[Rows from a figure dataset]
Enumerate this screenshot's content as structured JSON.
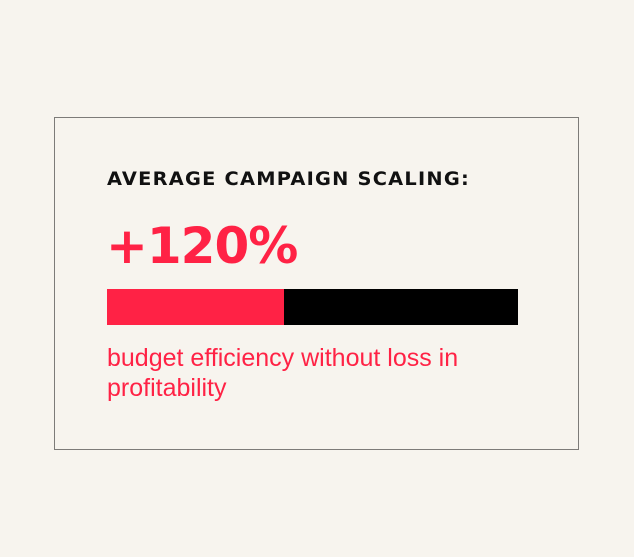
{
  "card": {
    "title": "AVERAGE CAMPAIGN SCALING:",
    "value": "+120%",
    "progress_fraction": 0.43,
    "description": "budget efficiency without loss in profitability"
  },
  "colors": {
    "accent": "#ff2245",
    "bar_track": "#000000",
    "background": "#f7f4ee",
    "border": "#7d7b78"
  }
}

* _What the exercise asks_:
Copy each line of the records precisely and drop any images they hold.

* _Result of the exercise_:
Enumerate this screenshot's content as structured JSON.
{
  "card": {
    "title": "AVERAGE CAMPAIGN SCALING:",
    "value": "+120%",
    "progress_fraction": 0.43,
    "description": "budget efficiency without loss in profitability"
  },
  "colors": {
    "accent": "#ff2245",
    "bar_track": "#000000",
    "background": "#f7f4ee",
    "border": "#7d7b78"
  }
}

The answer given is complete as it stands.